** Work instructions **
Will you write out all the entries below exactly?
[begin Provided records]
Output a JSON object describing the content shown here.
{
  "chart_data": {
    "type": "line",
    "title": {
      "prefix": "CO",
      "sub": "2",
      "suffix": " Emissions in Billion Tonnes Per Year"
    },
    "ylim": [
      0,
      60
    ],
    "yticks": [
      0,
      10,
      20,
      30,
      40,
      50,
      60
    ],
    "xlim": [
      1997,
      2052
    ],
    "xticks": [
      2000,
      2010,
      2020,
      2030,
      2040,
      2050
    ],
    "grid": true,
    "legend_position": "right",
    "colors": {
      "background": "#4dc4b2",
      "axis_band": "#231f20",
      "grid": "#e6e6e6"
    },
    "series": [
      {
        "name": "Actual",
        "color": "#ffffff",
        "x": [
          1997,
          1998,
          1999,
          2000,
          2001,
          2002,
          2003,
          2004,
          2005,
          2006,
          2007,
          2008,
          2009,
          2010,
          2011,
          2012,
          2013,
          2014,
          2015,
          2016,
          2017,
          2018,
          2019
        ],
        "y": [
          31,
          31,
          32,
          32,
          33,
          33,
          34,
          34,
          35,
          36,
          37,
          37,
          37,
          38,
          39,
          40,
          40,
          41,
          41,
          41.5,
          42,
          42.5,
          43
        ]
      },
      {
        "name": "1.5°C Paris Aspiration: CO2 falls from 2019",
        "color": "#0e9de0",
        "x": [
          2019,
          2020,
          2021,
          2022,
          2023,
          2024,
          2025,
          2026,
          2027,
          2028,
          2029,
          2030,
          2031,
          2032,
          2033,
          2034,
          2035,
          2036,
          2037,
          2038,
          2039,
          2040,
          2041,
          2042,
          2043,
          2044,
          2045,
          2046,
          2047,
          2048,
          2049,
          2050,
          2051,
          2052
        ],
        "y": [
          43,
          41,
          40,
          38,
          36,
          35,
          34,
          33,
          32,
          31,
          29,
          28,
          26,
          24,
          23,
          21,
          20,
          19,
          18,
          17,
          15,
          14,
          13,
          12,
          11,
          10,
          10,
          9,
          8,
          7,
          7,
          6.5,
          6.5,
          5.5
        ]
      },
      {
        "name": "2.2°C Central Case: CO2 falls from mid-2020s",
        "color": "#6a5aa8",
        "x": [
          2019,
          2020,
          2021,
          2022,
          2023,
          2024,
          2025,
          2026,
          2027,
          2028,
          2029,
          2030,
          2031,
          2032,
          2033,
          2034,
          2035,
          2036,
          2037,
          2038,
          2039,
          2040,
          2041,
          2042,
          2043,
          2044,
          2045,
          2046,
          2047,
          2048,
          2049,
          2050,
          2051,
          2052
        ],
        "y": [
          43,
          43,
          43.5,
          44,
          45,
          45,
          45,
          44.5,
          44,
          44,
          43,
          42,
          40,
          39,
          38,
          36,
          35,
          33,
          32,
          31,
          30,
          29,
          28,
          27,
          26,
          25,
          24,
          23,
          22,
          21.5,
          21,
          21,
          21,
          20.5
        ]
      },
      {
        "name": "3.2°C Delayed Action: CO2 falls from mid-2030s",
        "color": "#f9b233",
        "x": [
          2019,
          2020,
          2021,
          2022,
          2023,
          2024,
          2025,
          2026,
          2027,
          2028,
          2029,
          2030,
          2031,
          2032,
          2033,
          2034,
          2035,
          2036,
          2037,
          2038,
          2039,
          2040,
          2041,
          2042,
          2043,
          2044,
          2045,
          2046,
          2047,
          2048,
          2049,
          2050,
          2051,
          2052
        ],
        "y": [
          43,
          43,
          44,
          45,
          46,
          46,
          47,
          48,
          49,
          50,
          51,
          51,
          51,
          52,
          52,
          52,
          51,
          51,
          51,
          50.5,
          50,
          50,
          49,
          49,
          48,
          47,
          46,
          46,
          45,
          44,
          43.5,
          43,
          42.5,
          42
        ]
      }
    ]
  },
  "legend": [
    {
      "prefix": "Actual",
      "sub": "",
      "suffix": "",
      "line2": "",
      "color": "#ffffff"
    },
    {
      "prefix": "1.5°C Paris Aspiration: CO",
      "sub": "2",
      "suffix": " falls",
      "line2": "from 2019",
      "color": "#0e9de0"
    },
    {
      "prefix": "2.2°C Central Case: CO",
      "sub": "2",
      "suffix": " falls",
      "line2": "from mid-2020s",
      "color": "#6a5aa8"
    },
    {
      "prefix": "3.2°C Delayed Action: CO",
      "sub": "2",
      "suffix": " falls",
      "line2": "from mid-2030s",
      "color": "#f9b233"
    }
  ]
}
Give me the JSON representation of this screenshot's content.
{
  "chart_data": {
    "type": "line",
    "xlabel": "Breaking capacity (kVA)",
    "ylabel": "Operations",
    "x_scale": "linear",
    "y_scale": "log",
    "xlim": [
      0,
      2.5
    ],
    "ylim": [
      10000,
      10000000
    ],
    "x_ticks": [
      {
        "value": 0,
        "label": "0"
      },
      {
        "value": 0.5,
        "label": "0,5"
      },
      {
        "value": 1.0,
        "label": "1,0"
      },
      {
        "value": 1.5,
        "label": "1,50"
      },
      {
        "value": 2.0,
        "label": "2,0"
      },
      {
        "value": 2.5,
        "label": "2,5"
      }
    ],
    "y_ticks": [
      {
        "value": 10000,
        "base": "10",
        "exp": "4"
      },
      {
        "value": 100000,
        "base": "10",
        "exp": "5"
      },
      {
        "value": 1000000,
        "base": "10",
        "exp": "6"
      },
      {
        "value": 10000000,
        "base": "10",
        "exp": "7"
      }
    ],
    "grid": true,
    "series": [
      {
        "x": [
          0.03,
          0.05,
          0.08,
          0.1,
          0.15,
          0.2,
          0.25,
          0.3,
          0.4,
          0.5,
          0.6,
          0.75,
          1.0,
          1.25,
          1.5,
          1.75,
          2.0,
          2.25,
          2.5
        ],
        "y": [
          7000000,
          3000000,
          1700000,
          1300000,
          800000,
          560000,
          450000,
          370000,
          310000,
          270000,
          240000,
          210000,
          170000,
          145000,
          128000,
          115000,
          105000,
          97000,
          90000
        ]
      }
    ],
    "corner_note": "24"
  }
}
[end Provided records]
** Exercise output **
Output a JSON object describing the content shown here.
{
  "chart_data": {
    "type": "line",
    "title": {
      "prefix": "CO",
      "sub": "2",
      "suffix": " Emissions in Billion Tonnes Per Year"
    },
    "ylim": [
      0,
      60
    ],
    "yticks": [
      0,
      10,
      20,
      30,
      40,
      50,
      60
    ],
    "xlim": [
      1997,
      2052
    ],
    "xticks": [
      2000,
      2010,
      2020,
      2030,
      2040,
      2050
    ],
    "grid": true,
    "legend_position": "right",
    "colors": {
      "background": "#4dc4b2",
      "axis_band": "#231f20",
      "grid": "#e6e6e6"
    },
    "series": [
      {
        "name": "Actual",
        "color": "#ffffff",
        "x": [
          1997,
          1998,
          1999,
          2000,
          2001,
          2002,
          2003,
          2004,
          2005,
          2006,
          2007,
          2008,
          2009,
          2010,
          2011,
          2012,
          2013,
          2014,
          2015,
          2016,
          2017,
          2018,
          2019
        ],
        "y": [
          31,
          31,
          32,
          32,
          33,
          33,
          34,
          34,
          35,
          36,
          37,
          37,
          37,
          38,
          39,
          40,
          40,
          41,
          41,
          41.5,
          42,
          42.5,
          43
        ]
      },
      {
        "name": "1.5°C Paris Aspiration: CO2 falls from 2019",
        "color": "#0e9de0",
        "x": [
          2019,
          2020,
          2021,
          2022,
          2023,
          2024,
          2025,
          2026,
          2027,
          2028,
          2029,
          2030,
          2031,
          2032,
          2033,
          2034,
          2035,
          2036,
          2037,
          2038,
          2039,
          2040,
          2041,
          2042,
          2043,
          2044,
          2045,
          2046,
          2047,
          2048,
          2049,
          2050,
          2051,
          2052
        ],
        "y": [
          43,
          41,
          40,
          38,
          36,
          35,
          34,
          33,
          32,
          31,
          29,
          28,
          26,
          24,
          23,
          21,
          20,
          19,
          18,
          17,
          15,
          14,
          13,
          12,
          11,
          10,
          10,
          9,
          8,
          7,
          7,
          6.5,
          6.5,
          5.5
        ]
      },
      {
        "name": "2.2°C Central Case: CO2 falls from mid-2020s",
        "color": "#6a5aa8",
        "x": [
          2019,
          2020,
          2021,
          2022,
          2023,
          2024,
          2025,
          2026,
          2027,
          2028,
          2029,
          2030,
          2031,
          2032,
          2033,
          2034,
          2035,
          2036,
          2037,
          2038,
          2039,
          2040,
          2041,
          2042,
          2043,
          2044,
          2045,
          2046,
          2047,
          2048,
          2049,
          2050,
          2051,
          2052
        ],
        "y": [
          43,
          43,
          43.5,
          44,
          45,
          45,
          45,
          44.5,
          44,
          44,
          43,
          42,
          40,
          39,
          38,
          36,
          35,
          33,
          32,
          31,
          30,
          29,
          28,
          27,
          26,
          25,
          24,
          23,
          22,
          21.5,
          21,
          21,
          21,
          20.5
        ]
      },
      {
        "name": "3.2°C Delayed Action: CO2 falls from mid-2030s",
        "color": "#f9b233",
        "x": [
          2019,
          2020,
          2021,
          2022,
          2023,
          2024,
          2025,
          2026,
          2027,
          2028,
          2029,
          2030,
          2031,
          2032,
          2033,
          2034,
          2035,
          2036,
          2037,
          2038,
          2039,
          2040,
          2041,
          2042,
          2043,
          2044,
          2045,
          2046,
          2047,
          2048,
          2049,
          2050,
          2051,
          2052
        ],
        "y": [
          43,
          43,
          44,
          45,
          46,
          46,
          47,
          48,
          49,
          50,
          51,
          51,
          51,
          52,
          52,
          52,
          51,
          51,
          51,
          50.5,
          50,
          50,
          49,
          49,
          48,
          47,
          46,
          46,
          45,
          44,
          43.5,
          43,
          42.5,
          42
        ]
      }
    ]
  },
  "legend": [
    {
      "prefix": "Actual",
      "sub": "",
      "suffix": "",
      "line2": "",
      "color": "#ffffff"
    },
    {
      "prefix": "1.5°C Paris Aspiration: CO",
      "sub": "2",
      "suffix": " falls",
      "line2": "from 2019",
      "color": "#0e9de0"
    },
    {
      "prefix": "2.2°C Central Case: CO",
      "sub": "2",
      "suffix": " falls",
      "line2": "from mid-2020s",
      "color": "#6a5aa8"
    },
    {
      "prefix": "3.2°C Delayed Action: CO",
      "sub": "2",
      "suffix": " falls",
      "line2": "from mid-2030s",
      "color": "#f9b233"
    }
  ]
}
Give me the JSON representation of this screenshot's content.
{
  "chart_data": {
    "type": "line",
    "xlabel": "Breaking capacity (kVA)",
    "ylabel": "Operations",
    "x_scale": "linear",
    "y_scale": "log",
    "xlim": [
      0,
      2.5
    ],
    "ylim": [
      10000,
      10000000
    ],
    "x_ticks": [
      {
        "value": 0,
        "label": "0"
      },
      {
        "value": 0.5,
        "label": "0,5"
      },
      {
        "value": 1.0,
        "label": "1,0"
      },
      {
        "value": 1.5,
        "label": "1,50"
      },
      {
        "value": 2.0,
        "label": "2,0"
      },
      {
        "value": 2.5,
        "label": "2,5"
      }
    ],
    "y_ticks": [
      {
        "value": 10000,
        "base": "10",
        "exp": "4"
      },
      {
        "value": 100000,
        "base": "10",
        "exp": "5"
      },
      {
        "value": 1000000,
        "base": "10",
        "exp": "6"
      },
      {
        "value": 10000000,
        "base": "10",
        "exp": "7"
      }
    ],
    "grid": true,
    "series": [
      {
        "x": [
          0.03,
          0.05,
          0.08,
          0.1,
          0.15,
          0.2,
          0.25,
          0.3,
          0.4,
          0.5,
          0.6,
          0.75,
          1.0,
          1.25,
          1.5,
          1.75,
          2.0,
          2.25,
          2.5
        ],
        "y": [
          7000000,
          3000000,
          1700000,
          1300000,
          800000,
          560000,
          450000,
          370000,
          310000,
          270000,
          240000,
          210000,
          170000,
          145000,
          128000,
          115000,
          105000,
          97000,
          90000
        ]
      }
    ],
    "corner_note": "24"
  }
}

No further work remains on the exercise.